*WHAT IS BEING ASKED*
Locate and copy each line in the data that contains the word "chart".

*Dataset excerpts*
+===+
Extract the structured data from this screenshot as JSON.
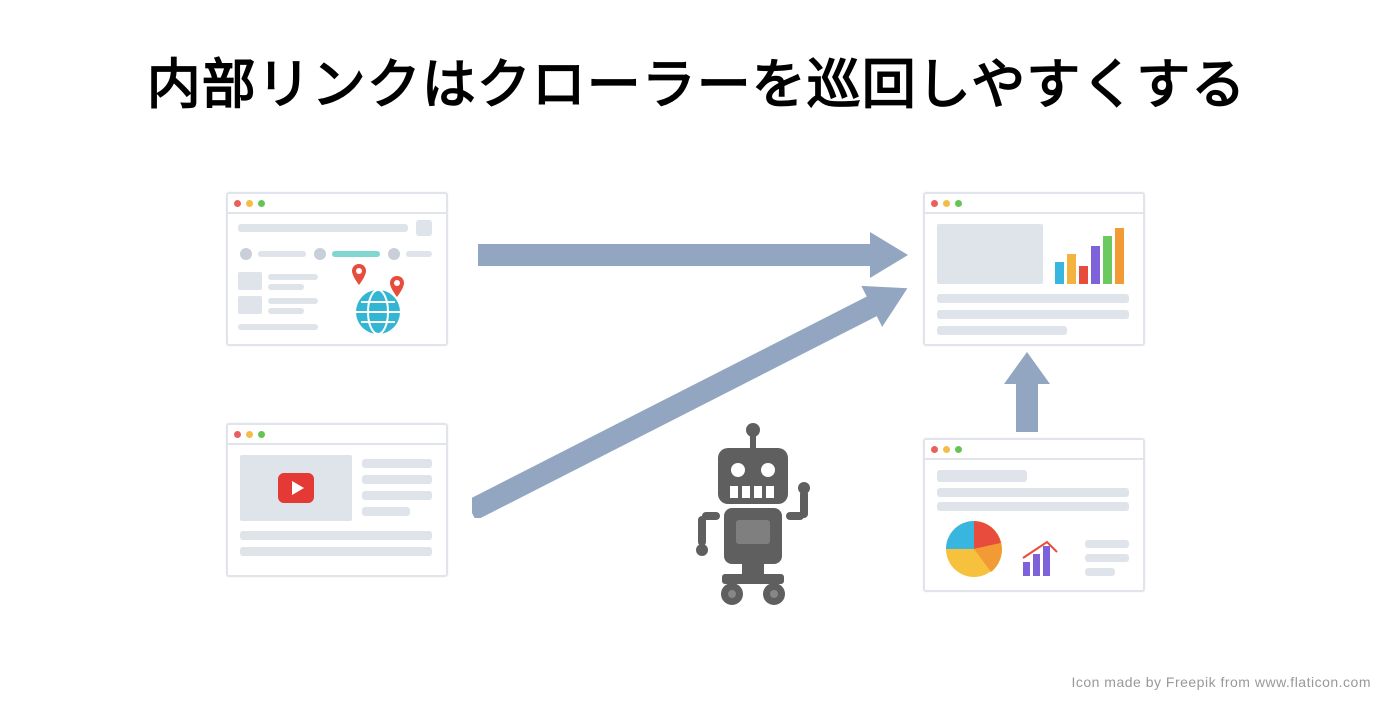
{
  "title": "内部リンクはクローラーを巡回しやすくする",
  "credit": "Icon made by Freepik from www.flaticon.com",
  "colors": {
    "arrow": "#92a6c1",
    "window_border": "#e1e4ea",
    "placeholder": "#dfe3ea",
    "robot": "#5f5f5f",
    "globe": "#33b6d4",
    "pin": "#e74c3c",
    "play": "#e53935",
    "bar_colors": [
      "#38b6e0",
      "#f4b23e",
      "#e74c3c",
      "#7d62d9",
      "#6bc95f",
      "#f29a33"
    ],
    "pie_colors": [
      "#38b6e0",
      "#f6c23e",
      "#e74c3c",
      "#f29a33"
    ]
  },
  "icons": {
    "robot": "robot-icon",
    "globe": "globe-icon",
    "pins": "map-pin-icon",
    "video": "play-icon",
    "bars": "bar-chart-icon",
    "pie": "pie-chart-icon"
  }
}
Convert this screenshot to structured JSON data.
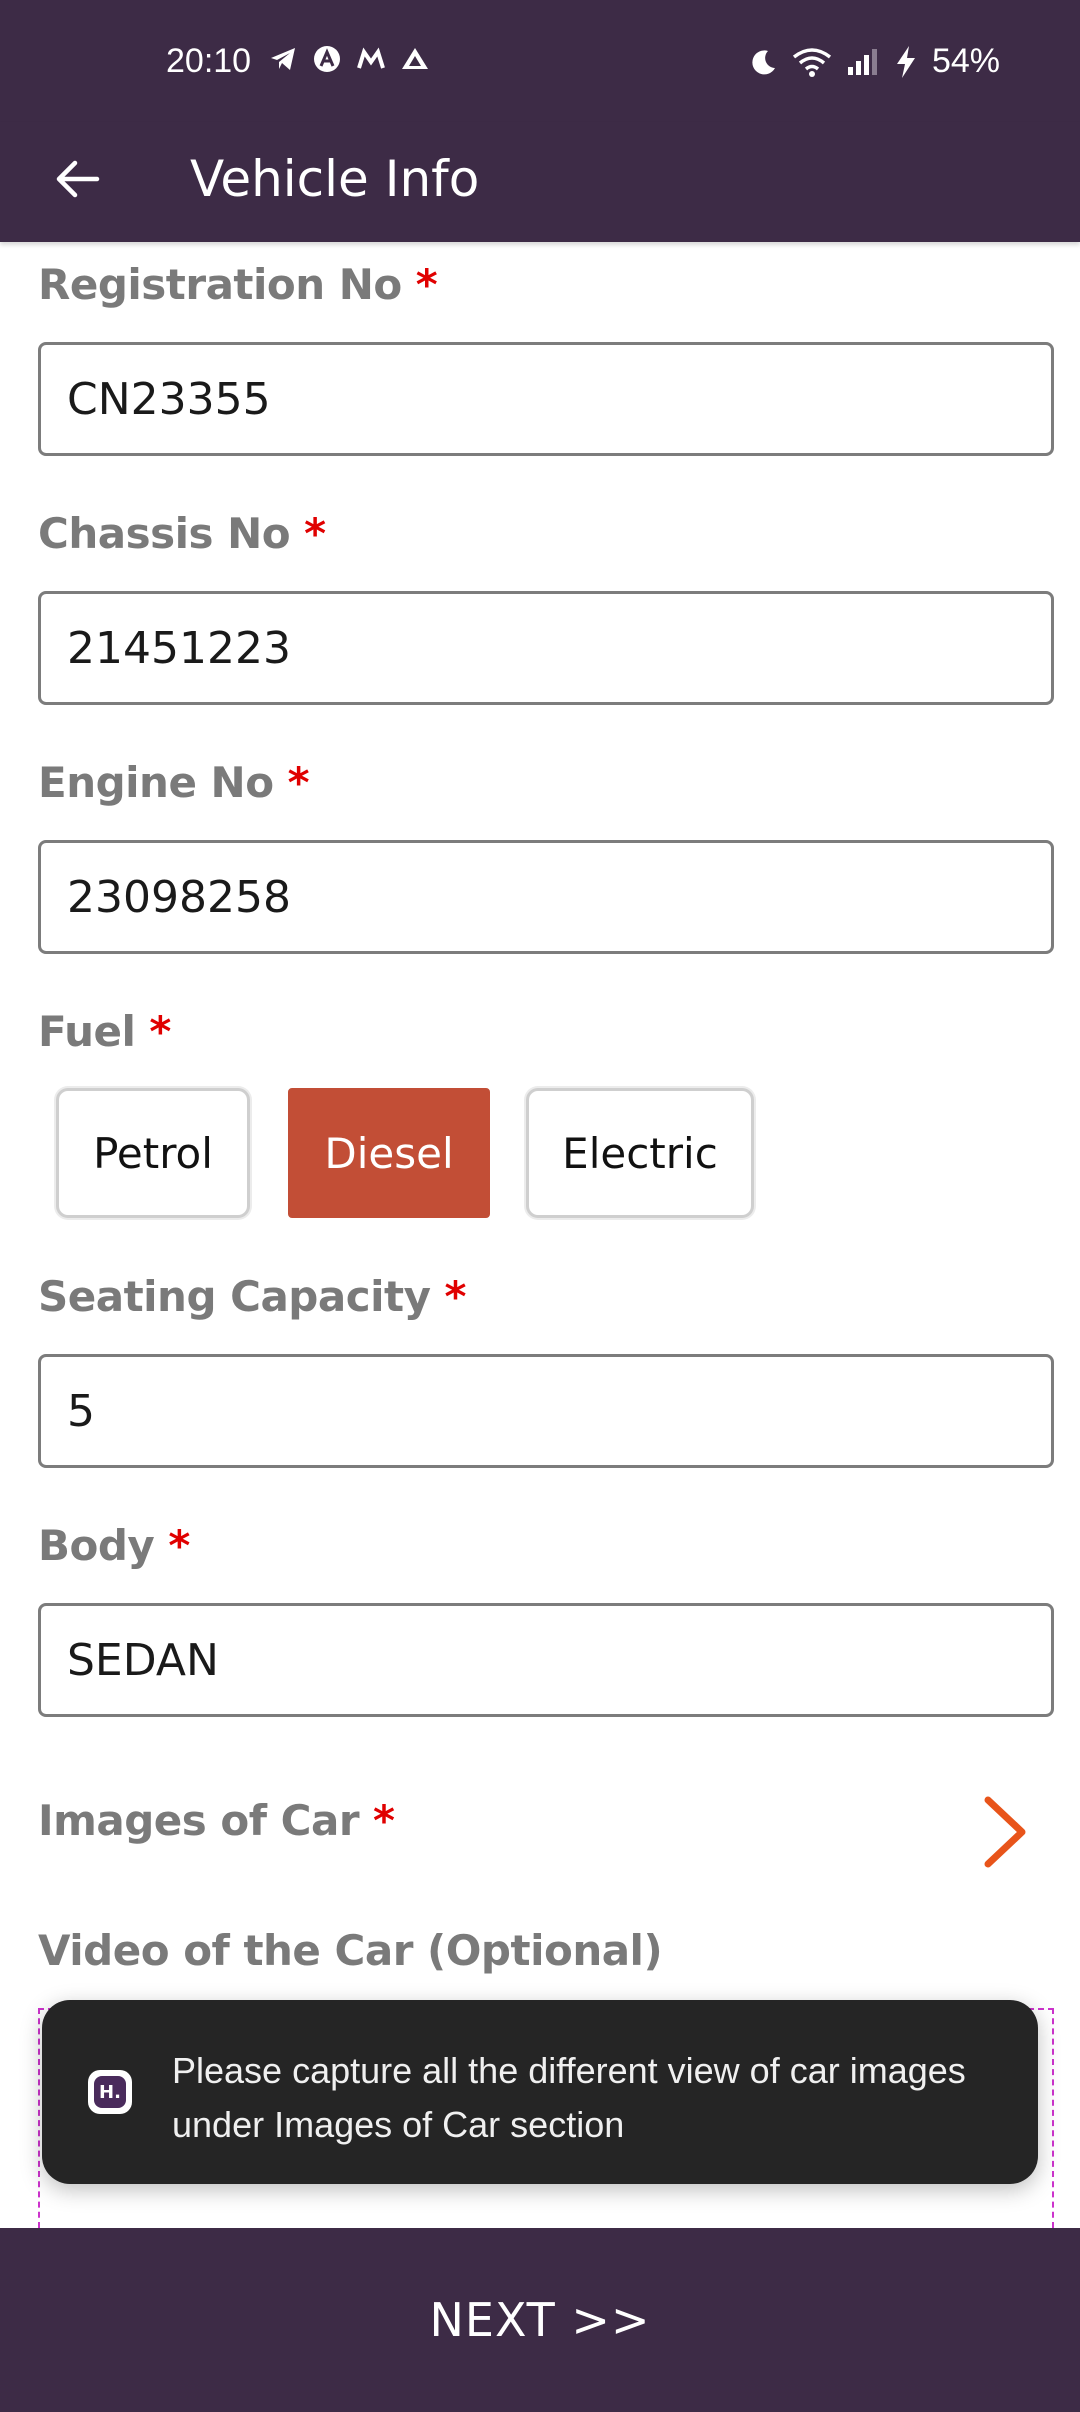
{
  "status_bar": {
    "time": "20:10",
    "left_icons": [
      "telegram-icon",
      "app-a-icon",
      "app-m-icon",
      "drive-icon"
    ],
    "battery": "54%",
    "right_icons": [
      "moon-icon",
      "wifi-icon",
      "signal-icon",
      "charging-icon"
    ]
  },
  "app_bar": {
    "title": "Vehicle Info",
    "back_icon": "arrow-left-icon"
  },
  "form": {
    "registration": {
      "label": "Registration No",
      "required": "*",
      "value": "CN23355"
    },
    "chassis": {
      "label": "Chassis No",
      "required": "*",
      "value": "21451223"
    },
    "engine": {
      "label": "Engine No",
      "required": "*",
      "value": "23098258"
    },
    "fuel": {
      "label": "Fuel",
      "required": "*",
      "options": [
        "Petrol",
        "Diesel",
        "Electric"
      ],
      "selected": "Diesel"
    },
    "seating": {
      "label": "Seating Capacity",
      "required": "*",
      "value": "5"
    },
    "body": {
      "label": "Body",
      "required": "*",
      "value": "SEDAN"
    },
    "images": {
      "label": "Images of Car",
      "required": "*",
      "chevron_icon": "chevron-right-icon"
    },
    "video": {
      "label": "Video of the Car (Optional)"
    }
  },
  "toast": {
    "message": "Please capture all the different view of car images under Images of Car section",
    "icon": "app-logo-icon",
    "icon_text": "H."
  },
  "footer": {
    "next_label": "NEXT >>"
  },
  "colors": {
    "primary": "#3d2b46",
    "selected_fuel": "#c24e36",
    "chevron": "#e8541a",
    "required": "#e00000",
    "video_border": "#cc33cc"
  }
}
+===+
*CORRECT RESPONSE*
    "bars": "bar-chart-icon",
    "pie": "pie-chart-icon"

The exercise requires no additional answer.